▸ **Input data**
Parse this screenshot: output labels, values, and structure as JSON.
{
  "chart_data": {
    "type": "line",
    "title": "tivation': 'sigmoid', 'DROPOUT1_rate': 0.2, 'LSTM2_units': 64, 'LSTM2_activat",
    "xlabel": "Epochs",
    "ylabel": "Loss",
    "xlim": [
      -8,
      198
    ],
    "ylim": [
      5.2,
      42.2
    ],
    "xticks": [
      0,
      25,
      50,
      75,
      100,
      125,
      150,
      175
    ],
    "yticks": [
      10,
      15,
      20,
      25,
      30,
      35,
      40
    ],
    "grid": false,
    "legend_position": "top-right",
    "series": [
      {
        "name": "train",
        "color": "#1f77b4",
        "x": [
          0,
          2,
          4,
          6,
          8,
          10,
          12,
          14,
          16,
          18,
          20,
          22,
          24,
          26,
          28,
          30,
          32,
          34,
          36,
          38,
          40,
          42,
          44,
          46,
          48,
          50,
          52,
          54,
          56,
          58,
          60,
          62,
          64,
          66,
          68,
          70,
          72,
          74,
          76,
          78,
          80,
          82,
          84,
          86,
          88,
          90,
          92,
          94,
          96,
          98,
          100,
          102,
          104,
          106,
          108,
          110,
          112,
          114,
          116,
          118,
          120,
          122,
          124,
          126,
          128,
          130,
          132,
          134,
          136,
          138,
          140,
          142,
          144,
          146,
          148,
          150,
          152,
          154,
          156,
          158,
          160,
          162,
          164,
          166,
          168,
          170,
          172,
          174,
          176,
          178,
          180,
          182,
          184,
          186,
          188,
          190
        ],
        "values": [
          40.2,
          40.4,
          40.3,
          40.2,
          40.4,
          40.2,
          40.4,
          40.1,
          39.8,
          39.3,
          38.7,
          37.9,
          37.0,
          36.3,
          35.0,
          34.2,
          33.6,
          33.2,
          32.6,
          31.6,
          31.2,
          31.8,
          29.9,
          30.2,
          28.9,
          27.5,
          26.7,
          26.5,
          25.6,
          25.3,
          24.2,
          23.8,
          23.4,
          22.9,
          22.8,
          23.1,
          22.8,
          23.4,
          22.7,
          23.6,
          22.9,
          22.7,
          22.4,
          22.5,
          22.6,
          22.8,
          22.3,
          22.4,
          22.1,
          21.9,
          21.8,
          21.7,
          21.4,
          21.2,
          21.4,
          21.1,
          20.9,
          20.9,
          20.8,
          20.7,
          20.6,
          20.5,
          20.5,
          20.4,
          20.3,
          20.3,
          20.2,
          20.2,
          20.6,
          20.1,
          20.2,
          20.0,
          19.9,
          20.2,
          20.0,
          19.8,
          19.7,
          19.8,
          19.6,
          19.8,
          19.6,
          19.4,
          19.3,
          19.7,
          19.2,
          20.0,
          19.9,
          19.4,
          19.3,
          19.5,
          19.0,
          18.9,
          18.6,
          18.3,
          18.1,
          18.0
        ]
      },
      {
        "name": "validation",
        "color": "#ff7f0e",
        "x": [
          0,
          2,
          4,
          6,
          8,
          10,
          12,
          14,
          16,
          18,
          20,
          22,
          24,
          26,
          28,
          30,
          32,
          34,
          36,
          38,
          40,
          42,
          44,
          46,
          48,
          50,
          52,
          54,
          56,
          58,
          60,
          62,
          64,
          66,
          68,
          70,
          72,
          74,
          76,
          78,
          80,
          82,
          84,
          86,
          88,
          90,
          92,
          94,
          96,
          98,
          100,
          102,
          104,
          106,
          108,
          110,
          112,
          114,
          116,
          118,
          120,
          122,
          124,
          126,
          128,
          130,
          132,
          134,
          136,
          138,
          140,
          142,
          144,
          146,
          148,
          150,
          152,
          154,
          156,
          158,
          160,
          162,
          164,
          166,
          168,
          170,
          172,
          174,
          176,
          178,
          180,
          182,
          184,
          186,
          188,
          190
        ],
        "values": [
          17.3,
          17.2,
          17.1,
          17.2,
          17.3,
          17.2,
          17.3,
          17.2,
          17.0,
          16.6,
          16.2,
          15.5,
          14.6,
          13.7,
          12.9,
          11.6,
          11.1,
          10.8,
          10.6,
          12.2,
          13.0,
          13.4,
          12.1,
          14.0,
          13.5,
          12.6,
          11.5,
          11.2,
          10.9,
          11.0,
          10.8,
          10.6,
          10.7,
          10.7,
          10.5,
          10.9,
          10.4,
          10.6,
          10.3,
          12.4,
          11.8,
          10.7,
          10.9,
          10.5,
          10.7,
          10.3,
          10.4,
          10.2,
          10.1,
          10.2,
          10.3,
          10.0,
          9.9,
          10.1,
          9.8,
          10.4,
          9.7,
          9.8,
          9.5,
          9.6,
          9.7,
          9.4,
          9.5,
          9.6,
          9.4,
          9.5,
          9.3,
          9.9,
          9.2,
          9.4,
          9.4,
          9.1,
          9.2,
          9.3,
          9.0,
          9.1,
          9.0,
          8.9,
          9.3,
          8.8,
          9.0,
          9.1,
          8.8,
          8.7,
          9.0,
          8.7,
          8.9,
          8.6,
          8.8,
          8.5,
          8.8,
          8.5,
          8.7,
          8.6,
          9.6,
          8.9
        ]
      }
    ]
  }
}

▸ **Task to complete**
Set down each entry again, unchanged.

▸ **Final result**
Parse this screenshot: output labels, values, and structure as JSON.
{
  "chart_data": {
    "type": "line",
    "title": "tivation': 'sigmoid', 'DROPOUT1_rate': 0.2, 'LSTM2_units': 64, 'LSTM2_activat",
    "xlabel": "Epochs",
    "ylabel": "Loss",
    "xlim": [
      -8,
      198
    ],
    "ylim": [
      5.2,
      42.2
    ],
    "xticks": [
      0,
      25,
      50,
      75,
      100,
      125,
      150,
      175
    ],
    "yticks": [
      10,
      15,
      20,
      25,
      30,
      35,
      40
    ],
    "grid": false,
    "legend_position": "top-right",
    "series": [
      {
        "name": "train",
        "color": "#1f77b4",
        "x": [
          0,
          2,
          4,
          6,
          8,
          10,
          12,
          14,
          16,
          18,
          20,
          22,
          24,
          26,
          28,
          30,
          32,
          34,
          36,
          38,
          40,
          42,
          44,
          46,
          48,
          50,
          52,
          54,
          56,
          58,
          60,
          62,
          64,
          66,
          68,
          70,
          72,
          74,
          76,
          78,
          80,
          82,
          84,
          86,
          88,
          90,
          92,
          94,
          96,
          98,
          100,
          102,
          104,
          106,
          108,
          110,
          112,
          114,
          116,
          118,
          120,
          122,
          124,
          126,
          128,
          130,
          132,
          134,
          136,
          138,
          140,
          142,
          144,
          146,
          148,
          150,
          152,
          154,
          156,
          158,
          160,
          162,
          164,
          166,
          168,
          170,
          172,
          174,
          176,
          178,
          180,
          182,
          184,
          186,
          188,
          190
        ],
        "values": [
          40.2,
          40.4,
          40.3,
          40.2,
          40.4,
          40.2,
          40.4,
          40.1,
          39.8,
          39.3,
          38.7,
          37.9,
          37.0,
          36.3,
          35.0,
          34.2,
          33.6,
          33.2,
          32.6,
          31.6,
          31.2,
          31.8,
          29.9,
          30.2,
          28.9,
          27.5,
          26.7,
          26.5,
          25.6,
          25.3,
          24.2,
          23.8,
          23.4,
          22.9,
          22.8,
          23.1,
          22.8,
          23.4,
          22.7,
          23.6,
          22.9,
          22.7,
          22.4,
          22.5,
          22.6,
          22.8,
          22.3,
          22.4,
          22.1,
          21.9,
          21.8,
          21.7,
          21.4,
          21.2,
          21.4,
          21.1,
          20.9,
          20.9,
          20.8,
          20.7,
          20.6,
          20.5,
          20.5,
          20.4,
          20.3,
          20.3,
          20.2,
          20.2,
          20.6,
          20.1,
          20.2,
          20.0,
          19.9,
          20.2,
          20.0,
          19.8,
          19.7,
          19.8,
          19.6,
          19.8,
          19.6,
          19.4,
          19.3,
          19.7,
          19.2,
          20.0,
          19.9,
          19.4,
          19.3,
          19.5,
          19.0,
          18.9,
          18.6,
          18.3,
          18.1,
          18.0
        ]
      },
      {
        "name": "validation",
        "color": "#ff7f0e",
        "x": [
          0,
          2,
          4,
          6,
          8,
          10,
          12,
          14,
          16,
          18,
          20,
          22,
          24,
          26,
          28,
          30,
          32,
          34,
          36,
          38,
          40,
          42,
          44,
          46,
          48,
          50,
          52,
          54,
          56,
          58,
          60,
          62,
          64,
          66,
          68,
          70,
          72,
          74,
          76,
          78,
          80,
          82,
          84,
          86,
          88,
          90,
          92,
          94,
          96,
          98,
          100,
          102,
          104,
          106,
          108,
          110,
          112,
          114,
          116,
          118,
          120,
          122,
          124,
          126,
          128,
          130,
          132,
          134,
          136,
          138,
          140,
          142,
          144,
          146,
          148,
          150,
          152,
          154,
          156,
          158,
          160,
          162,
          164,
          166,
          168,
          170,
          172,
          174,
          176,
          178,
          180,
          182,
          184,
          186,
          188,
          190
        ],
        "values": [
          17.3,
          17.2,
          17.1,
          17.2,
          17.3,
          17.2,
          17.3,
          17.2,
          17.0,
          16.6,
          16.2,
          15.5,
          14.6,
          13.7,
          12.9,
          11.6,
          11.1,
          10.8,
          10.6,
          12.2,
          13.0,
          13.4,
          12.1,
          14.0,
          13.5,
          12.6,
          11.5,
          11.2,
          10.9,
          11.0,
          10.8,
          10.6,
          10.7,
          10.7,
          10.5,
          10.9,
          10.4,
          10.6,
          10.3,
          12.4,
          11.8,
          10.7,
          10.9,
          10.5,
          10.7,
          10.3,
          10.4,
          10.2,
          10.1,
          10.2,
          10.3,
          10.0,
          9.9,
          10.1,
          9.8,
          10.4,
          9.7,
          9.8,
          9.5,
          9.6,
          9.7,
          9.4,
          9.5,
          9.6,
          9.4,
          9.5,
          9.3,
          9.9,
          9.2,
          9.4,
          9.4,
          9.1,
          9.2,
          9.3,
          9.0,
          9.1,
          9.0,
          8.9,
          9.3,
          8.8,
          9.0,
          9.1,
          8.8,
          8.7,
          9.0,
          8.7,
          8.9,
          8.6,
          8.8,
          8.5,
          8.8,
          8.5,
          8.7,
          8.6,
          9.6,
          8.9
        ]
      }
    ]
  }
}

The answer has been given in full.